:: Instruction ::
Write out all lines holding the word "this".

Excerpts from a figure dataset
⁂

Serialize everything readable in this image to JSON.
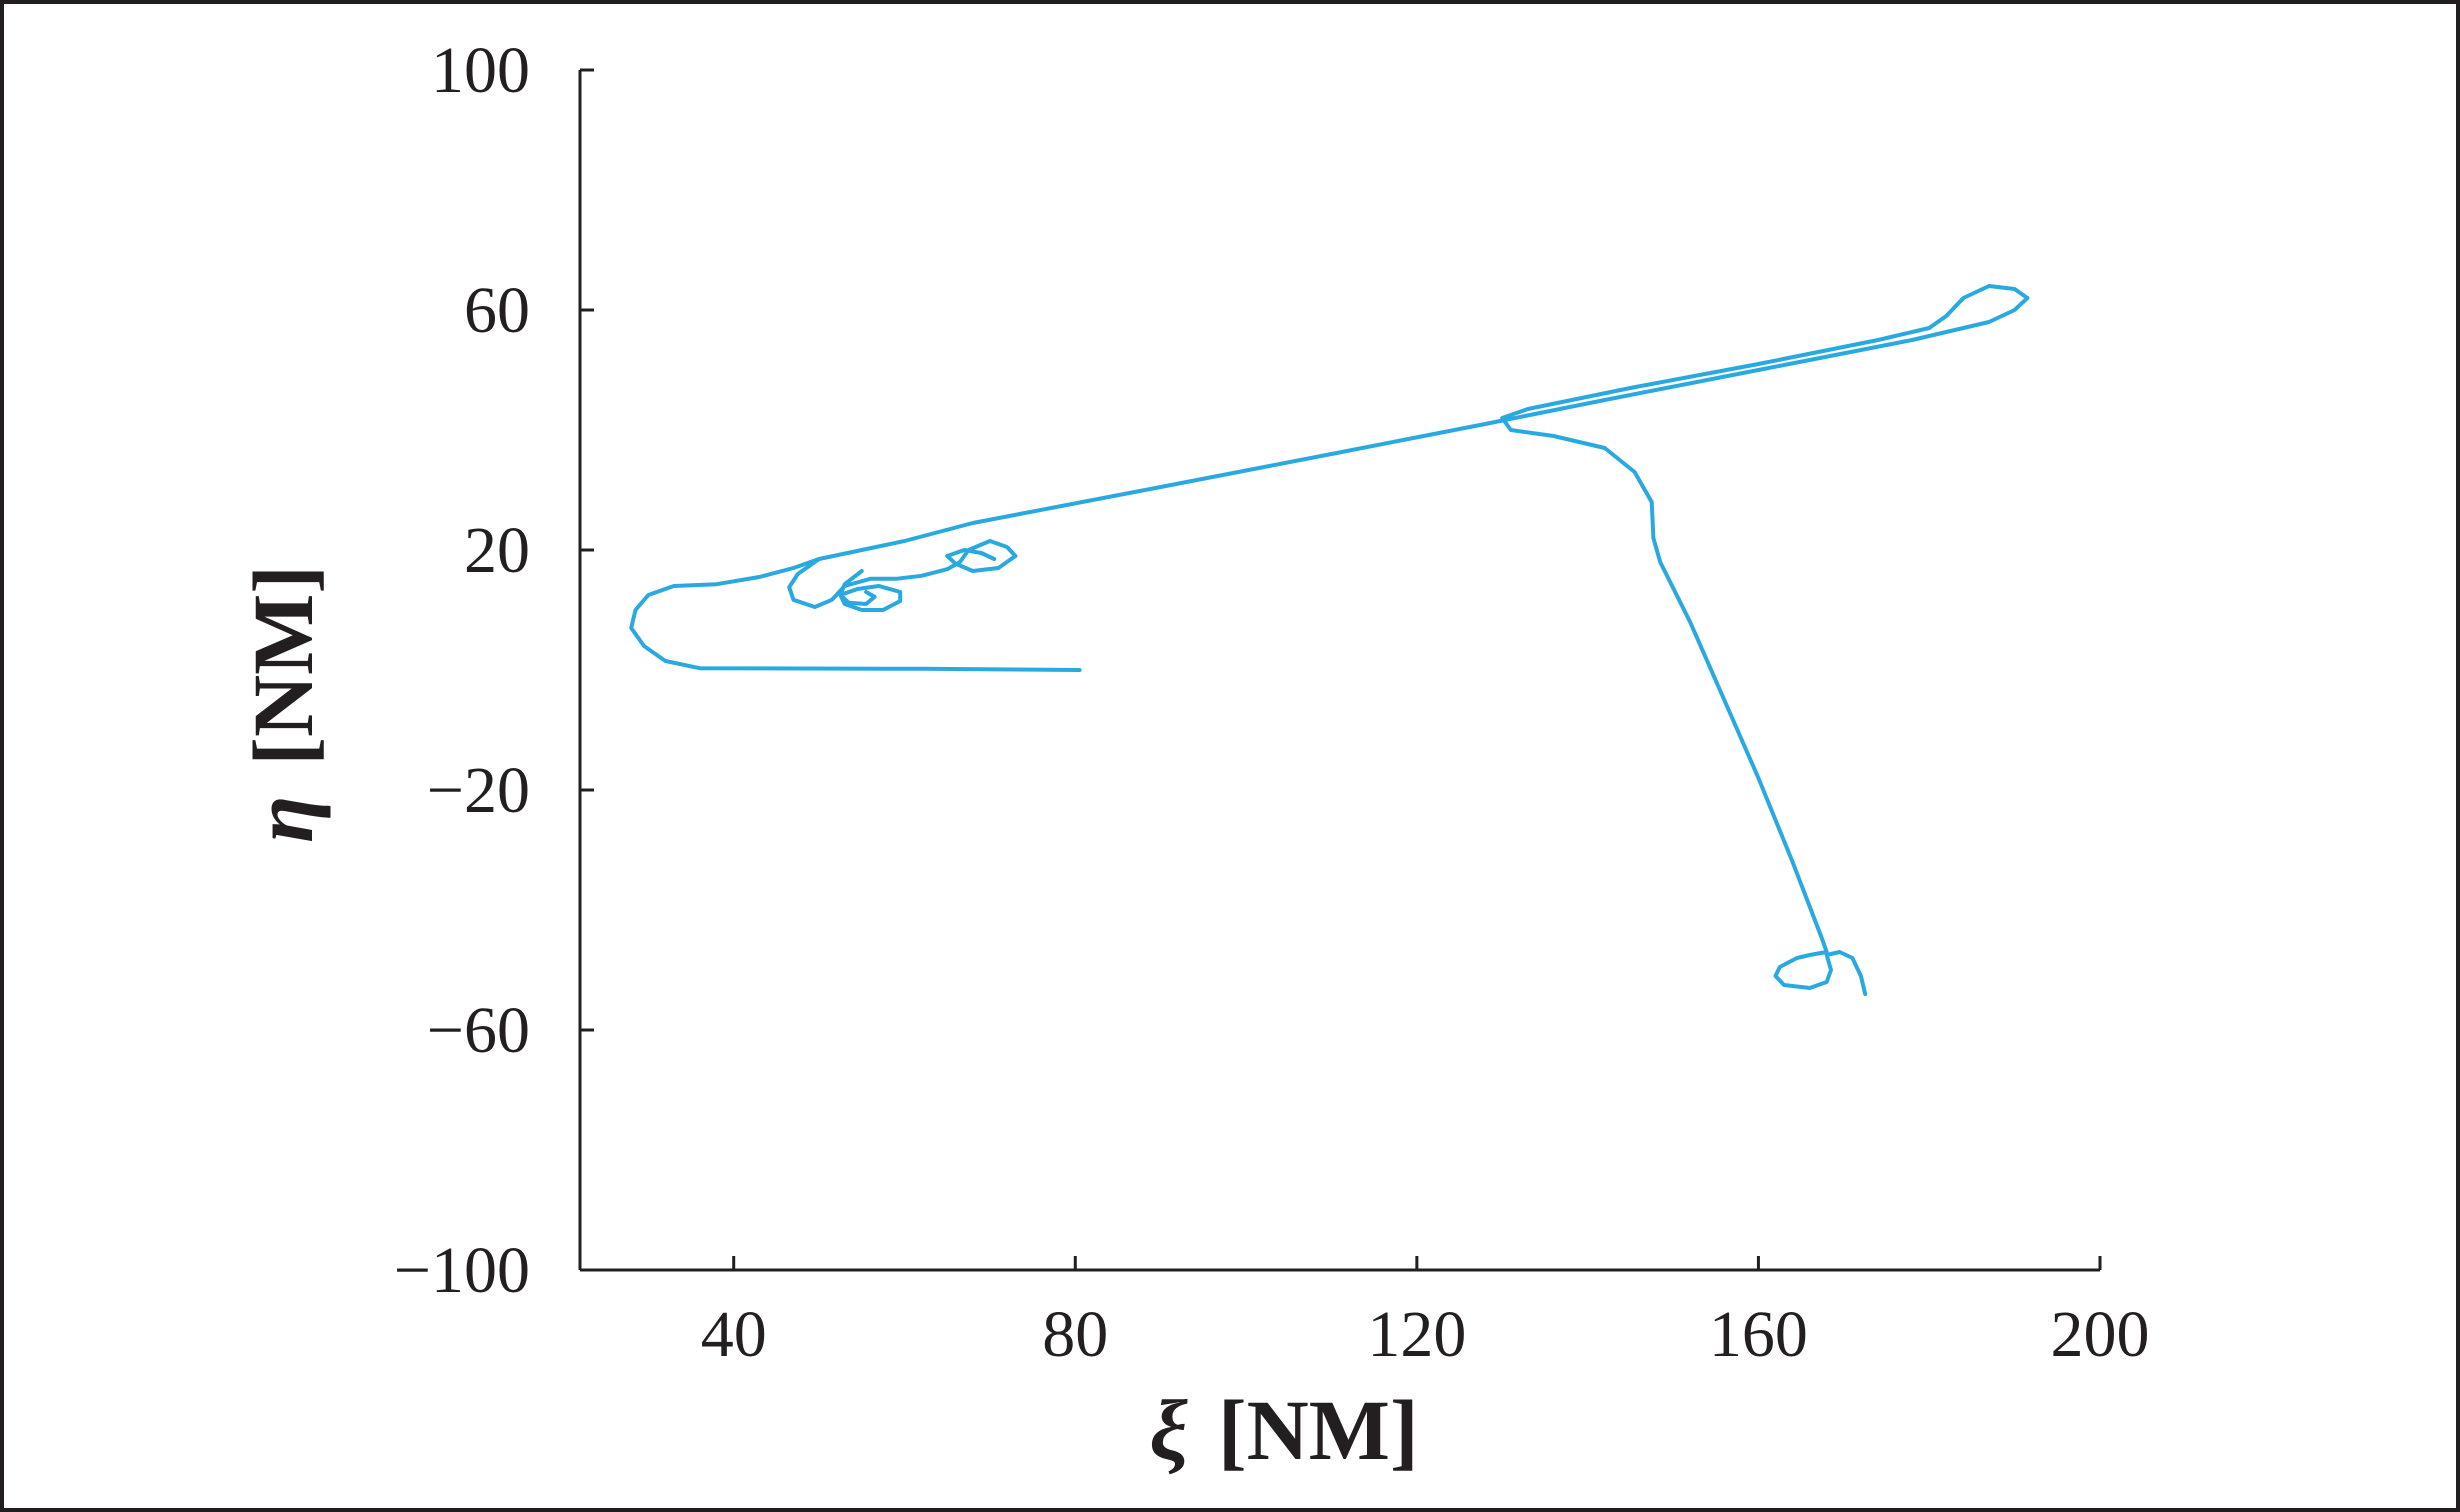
{
  "chart_data": {
    "type": "line",
    "title": "",
    "xlabel": {
      "symbol": "ξ",
      "unit": "[NM]"
    },
    "ylabel": {
      "symbol": "η",
      "unit": "[NM]"
    },
    "xlim": [
      22,
      200
    ],
    "ylim": [
      -100,
      100
    ],
    "xticks": [
      40,
      80,
      120,
      160,
      200
    ],
    "yticks": [
      -100,
      -60,
      -20,
      20,
      60,
      100
    ],
    "grid": false,
    "legend": "none",
    "series": [
      {
        "color": "#29a9e0",
        "points": [
          [
            80.5,
            0
          ],
          [
            62,
            0.2
          ],
          [
            36,
            0.3
          ],
          [
            32,
            1.5
          ],
          [
            29.5,
            4
          ],
          [
            28,
            7
          ],
          [
            28.5,
            10
          ],
          [
            30,
            12.5
          ],
          [
            33,
            14
          ],
          [
            38,
            14.3
          ],
          [
            43,
            15.5
          ],
          [
            47,
            17
          ],
          [
            50,
            18.5
          ],
          [
            55,
            20
          ],
          [
            60,
            21.5
          ],
          [
            64,
            23
          ],
          [
            68,
            24.5
          ],
          [
            90,
            30.5
          ],
          [
            110,
            36
          ],
          [
            128,
            41
          ],
          [
            142,
            45
          ],
          [
            160,
            50
          ],
          [
            178,
            55
          ],
          [
            187,
            58
          ],
          [
            190,
            60
          ],
          [
            191.5,
            62
          ],
          [
            190,
            63.5
          ],
          [
            187,
            64
          ],
          [
            184,
            62
          ],
          [
            182,
            59
          ],
          [
            180,
            57
          ],
          [
            174,
            55
          ],
          [
            160,
            51
          ],
          [
            145,
            47
          ],
          [
            133,
            43.5
          ],
          [
            130,
            42
          ],
          [
            131,
            40
          ],
          [
            136,
            39
          ],
          [
            142,
            37
          ],
          [
            145.5,
            33
          ],
          [
            147.5,
            28
          ],
          [
            147.7,
            22
          ],
          [
            148.5,
            18
          ],
          [
            152,
            8
          ],
          [
            156,
            -5
          ],
          [
            160,
            -18
          ],
          [
            164,
            -32
          ],
          [
            167.5,
            -45
          ],
          [
            168,
            -47
          ],
          [
            166,
            -47.5
          ],
          [
            164.5,
            -48
          ],
          [
            162.5,
            -49.5
          ],
          [
            162,
            -51
          ],
          [
            163,
            -52.5
          ],
          [
            166,
            -53
          ],
          [
            168,
            -52
          ],
          [
            168.5,
            -50
          ],
          [
            168,
            -47.5
          ],
          [
            169.5,
            -47
          ],
          [
            171,
            -48
          ],
          [
            172,
            -51
          ],
          [
            172.5,
            -54
          ]
        ]
      },
      {
        "color": "#29a9e0",
        "points": [
          [
            50,
            18.5
          ],
          [
            47.5,
            16
          ],
          [
            46.5,
            13.8
          ],
          [
            47,
            11.7
          ],
          [
            49.5,
            10.5
          ],
          [
            51.5,
            11.7
          ],
          [
            53,
            14
          ],
          [
            56,
            15.2
          ],
          [
            59,
            15.2
          ],
          [
            62,
            15.7
          ],
          [
            65,
            16.8
          ],
          [
            66.5,
            18
          ],
          [
            67.5,
            20
          ],
          [
            70,
            21.5
          ],
          [
            72,
            20.5
          ],
          [
            73,
            19
          ],
          [
            71,
            17
          ],
          [
            68,
            16.5
          ],
          [
            66,
            17.7
          ],
          [
            65,
            19
          ],
          [
            67,
            20
          ],
          [
            69,
            19.5
          ],
          [
            70.5,
            18.5
          ]
        ]
      },
      {
        "color": "#29a9e0",
        "points": [
          [
            55,
            16.5
          ],
          [
            53,
            14.3
          ],
          [
            52.5,
            12.5
          ],
          [
            53,
            11
          ],
          [
            55,
            10
          ],
          [
            57.5,
            10
          ],
          [
            59.5,
            11.5
          ],
          [
            59.5,
            13
          ],
          [
            57,
            14
          ],
          [
            54.5,
            13.5
          ],
          [
            52.5,
            12.5
          ],
          [
            53.5,
            11.2
          ],
          [
            55.5,
            11
          ],
          [
            56.5,
            12.2
          ],
          [
            55.5,
            13
          ]
        ]
      }
    ]
  }
}
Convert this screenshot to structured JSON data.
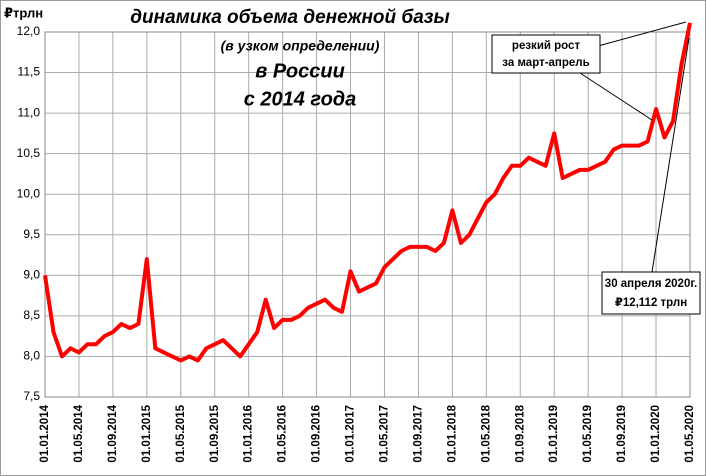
{
  "chart_data": {
    "type": "line",
    "title": [
      "динамика объема денежной базы",
      "(в узком определении)",
      "в России",
      "с 2014 года"
    ],
    "y_label": "₽трлн",
    "annotations": [
      [
        "резкий рост",
        "за март-апрель"
      ],
      [
        "30 апреля 2020г.",
        "₽12,112 трлн"
      ]
    ],
    "color": "#ff0000",
    "x": [
      "01.01.2014",
      "01.02.2014",
      "01.03.2014",
      "01.04.2014",
      "01.05.2014",
      "01.06.2014",
      "01.07.2014",
      "01.08.2014",
      "01.09.2014",
      "01.10.2014",
      "01.11.2014",
      "01.12.2014",
      "01.01.2015",
      "01.02.2015",
      "01.03.2015",
      "01.04.2015",
      "01.05.2015",
      "01.06.2015",
      "01.07.2015",
      "01.08.2015",
      "01.09.2015",
      "01.10.2015",
      "01.11.2015",
      "01.12.2015",
      "01.01.2016",
      "01.02.2016",
      "01.03.2016",
      "01.04.2016",
      "01.05.2016",
      "01.06.2016",
      "01.07.2016",
      "01.08.2016",
      "01.09.2016",
      "01.10.2016",
      "01.11.2016",
      "01.12.2016",
      "01.01.2017",
      "01.02.2017",
      "01.03.2017",
      "01.04.2017",
      "01.05.2017",
      "01.06.2017",
      "01.07.2017",
      "01.08.2017",
      "01.09.2017",
      "01.10.2017",
      "01.11.2017",
      "01.12.2017",
      "01.01.2018",
      "01.02.2018",
      "01.03.2018",
      "01.04.2018",
      "01.05.2018",
      "01.06.2018",
      "01.07.2018",
      "01.08.2018",
      "01.09.2018",
      "01.10.2018",
      "01.11.2018",
      "01.12.2018",
      "01.01.2019",
      "01.02.2019",
      "01.03.2019",
      "01.04.2019",
      "01.05.2019",
      "01.06.2019",
      "01.07.2019",
      "01.08.2019",
      "01.09.2019",
      "01.10.2019",
      "01.11.2019",
      "01.12.2019",
      "01.01.2020",
      "01.02.2020",
      "01.03.2020",
      "01.04.2020",
      "01.05.2020"
    ],
    "values": [
      9.0,
      8.3,
      8.0,
      8.1,
      8.05,
      8.15,
      8.15,
      8.25,
      8.3,
      8.4,
      8.35,
      8.4,
      9.2,
      8.1,
      8.05,
      8.0,
      7.95,
      8.0,
      7.95,
      8.1,
      8.15,
      8.2,
      8.1,
      8.0,
      8.15,
      8.3,
      8.7,
      8.35,
      8.45,
      8.45,
      8.5,
      8.6,
      8.65,
      8.7,
      8.6,
      8.55,
      9.05,
      8.8,
      8.85,
      8.9,
      9.1,
      9.2,
      9.3,
      9.35,
      9.35,
      9.35,
      9.3,
      9.4,
      9.8,
      9.4,
      9.5,
      9.7,
      9.9,
      10.0,
      10.2,
      10.35,
      10.35,
      10.45,
      10.4,
      10.35,
      10.75,
      10.2,
      10.25,
      10.3,
      10.3,
      10.35,
      10.4,
      10.55,
      10.6,
      10.6,
      10.6,
      10.65,
      11.05,
      10.7,
      10.9,
      11.6,
      12.112
    ],
    "xlim": [
      "01.01.2014",
      "01.05.2020"
    ],
    "xticks": [
      "01.01.2014",
      "01.05.2014",
      "01.09.2014",
      "01.01.2015",
      "01.05.2015",
      "01.09.2015",
      "01.01.2016",
      "01.05.2016",
      "01.09.2016",
      "01.01.2017",
      "01.05.2017",
      "01.09.2017",
      "01.01.2018",
      "01.05.2018",
      "01.09.2018",
      "01.01.2019",
      "01.05.2019",
      "01.09.2019",
      "01.01.2020",
      "01.05.2020"
    ],
    "ylim": [
      7.5,
      12.0
    ],
    "yticks": [
      {
        "value": 7.5,
        "label": "7,5"
      },
      {
        "value": 8.0,
        "label": "8,0"
      },
      {
        "value": 8.5,
        "label": "8,5"
      },
      {
        "value": 9.0,
        "label": "9,0"
      },
      {
        "value": 9.5,
        "label": "9,5"
      },
      {
        "value": 10.0,
        "label": "10,0"
      },
      {
        "value": 10.5,
        "label": "10,5"
      },
      {
        "value": 11.0,
        "label": "11,0"
      },
      {
        "value": 11.5,
        "label": "11,5"
      },
      {
        "value": 12.0,
        "label": "12,0"
      }
    ],
    "grid": true
  }
}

⁂

:: Finished task ::
Serialize everything readable in this image to JSON.
Convert this screenshot to structured JSON data.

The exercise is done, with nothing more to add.